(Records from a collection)
________________________________________
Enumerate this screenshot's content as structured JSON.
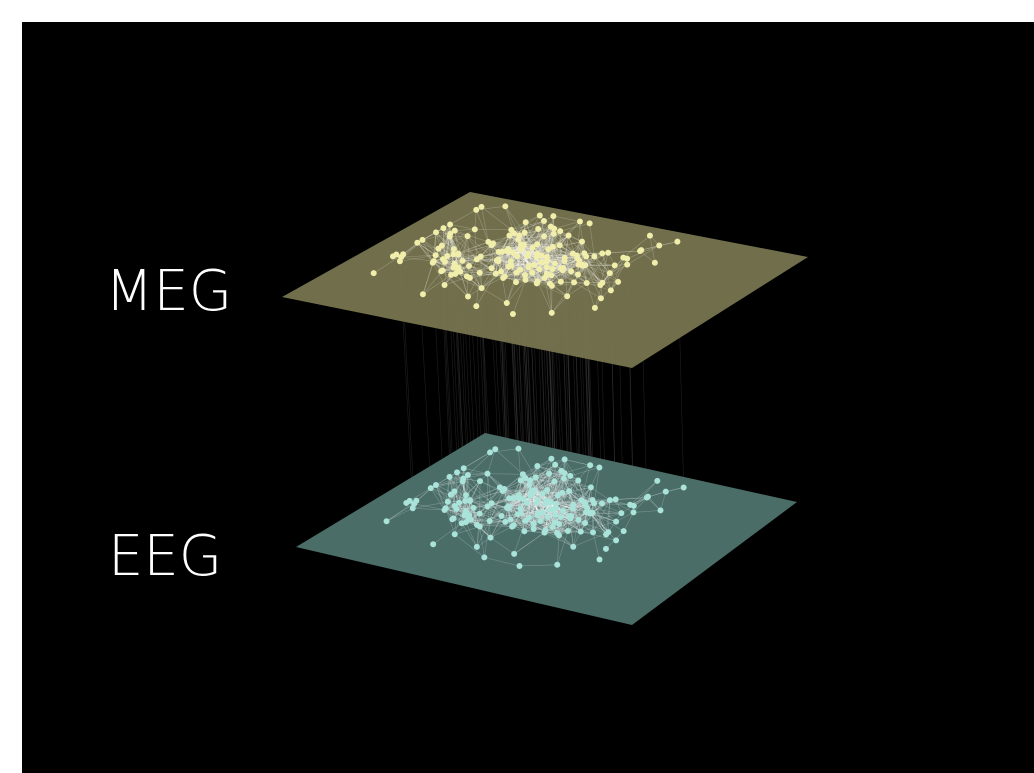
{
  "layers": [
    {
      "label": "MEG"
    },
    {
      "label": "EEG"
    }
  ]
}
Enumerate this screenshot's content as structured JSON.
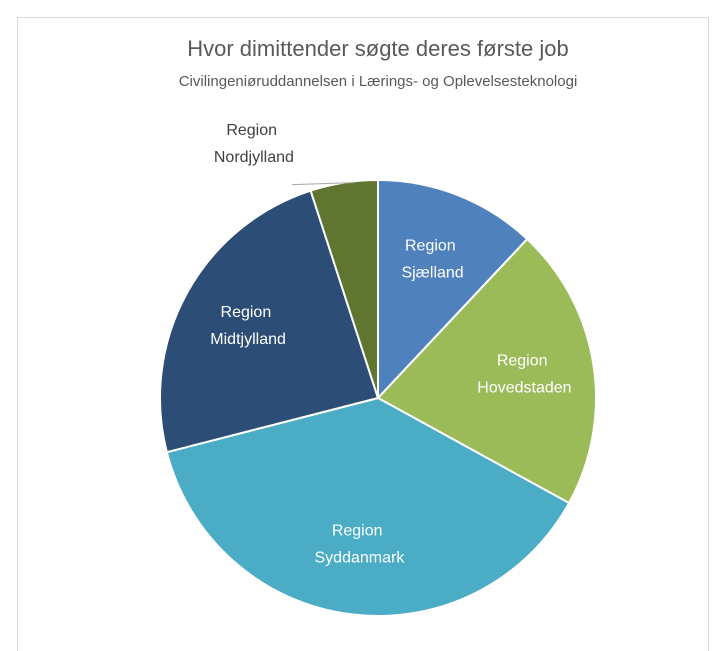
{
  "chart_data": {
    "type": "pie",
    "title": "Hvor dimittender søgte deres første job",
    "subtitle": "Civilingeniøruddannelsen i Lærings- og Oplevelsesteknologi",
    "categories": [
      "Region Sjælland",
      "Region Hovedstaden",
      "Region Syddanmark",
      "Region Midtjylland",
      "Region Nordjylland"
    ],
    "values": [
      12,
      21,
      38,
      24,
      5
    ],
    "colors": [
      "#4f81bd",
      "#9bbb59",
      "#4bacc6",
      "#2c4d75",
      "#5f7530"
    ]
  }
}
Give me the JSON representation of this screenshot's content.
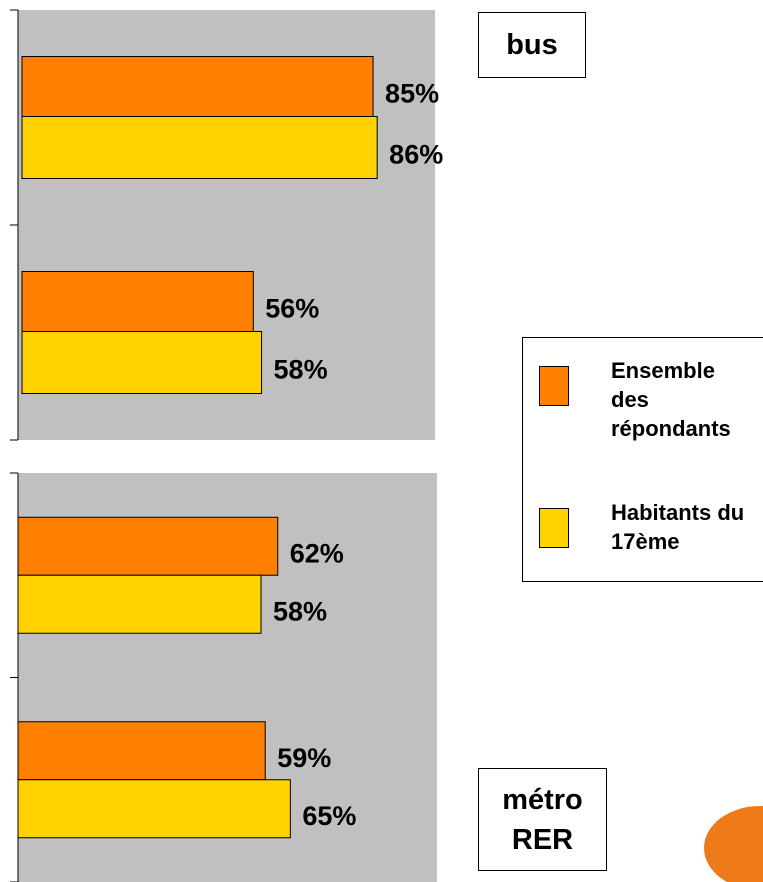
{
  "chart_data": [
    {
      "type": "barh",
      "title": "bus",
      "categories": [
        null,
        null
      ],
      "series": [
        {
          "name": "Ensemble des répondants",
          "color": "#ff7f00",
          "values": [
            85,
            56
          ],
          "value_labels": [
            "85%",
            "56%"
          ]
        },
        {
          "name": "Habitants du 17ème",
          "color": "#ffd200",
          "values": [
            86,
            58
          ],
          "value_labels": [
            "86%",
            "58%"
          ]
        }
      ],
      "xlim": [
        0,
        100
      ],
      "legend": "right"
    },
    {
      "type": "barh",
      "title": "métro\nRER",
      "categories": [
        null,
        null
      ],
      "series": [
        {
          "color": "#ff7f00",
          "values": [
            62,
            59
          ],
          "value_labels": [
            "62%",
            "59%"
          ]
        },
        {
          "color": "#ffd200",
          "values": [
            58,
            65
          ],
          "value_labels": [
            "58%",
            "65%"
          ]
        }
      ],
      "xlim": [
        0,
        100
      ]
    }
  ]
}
________________________________________
TASK DESCRIPTION: Transcribe the material exactly, and leave out whatever pictures it holds.

FULL OUTPUT:
Enumerate this screenshot's content as structured JSON.
{
  "layers": [
    {
      "label": "MEG"
    },
    {
      "label": "EEG"
    }
  ]
}
Enumerate this screenshot's content as structured JSON.
{
  "chart_data": {
    "type": "pie",
    "title": "Hvor dimittender søgte deres første job",
    "subtitle": "Civilingeniøruddannelsen i Lærings- og Oplevelsesteknologi",
    "categories": [
      "Region Sjælland",
      "Region Hovedstaden",
      "Region Syddanmark",
      "Region Midtjylland",
      "Region Nordjylland"
    ],
    "values": [
      12,
      21,
      38,
      24,
      5
    ],
    "colors": [
      "#4f81bd",
      "#9bbb59",
      "#4bacc6",
      "#2c4d75",
      "#5f7530"
    ]
  }
}
Give me the JSON representation of this screenshot's content.
{
  "chart_data": [
    {
      "type": "barh",
      "title": "bus",
      "categories": [
        null,
        null
      ],
      "series": [
        {
          "name": "Ensemble des répondants",
          "color": "#ff7f00",
          "values": [
            85,
            56
          ],
          "value_labels": [
            "85%",
            "56%"
          ]
        },
        {
          "name": "Habitants du 17ème",
          "color": "#ffd200",
          "values": [
            86,
            58
          ],
          "value_labels": [
            "86%",
            "58%"
          ]
        }
      ],
      "xlim": [
        0,
        100
      ],
      "legend": "right"
    },
    {
      "type": "barh",
      "title": "métro\nRER",
      "categories": [
        null,
        null
      ],
      "series": [
        {
          "color": "#ff7f00",
          "values": [
            62,
            59
          ],
          "value_labels": [
            "62%",
            "59%"
          ]
        },
        {
          "color": "#ffd200",
          "values": [
            58,
            65
          ],
          "value_labels": [
            "58%",
            "65%"
          ]
        }
      ],
      "xlim": [
        0,
        100
      ]
    }
  ]
}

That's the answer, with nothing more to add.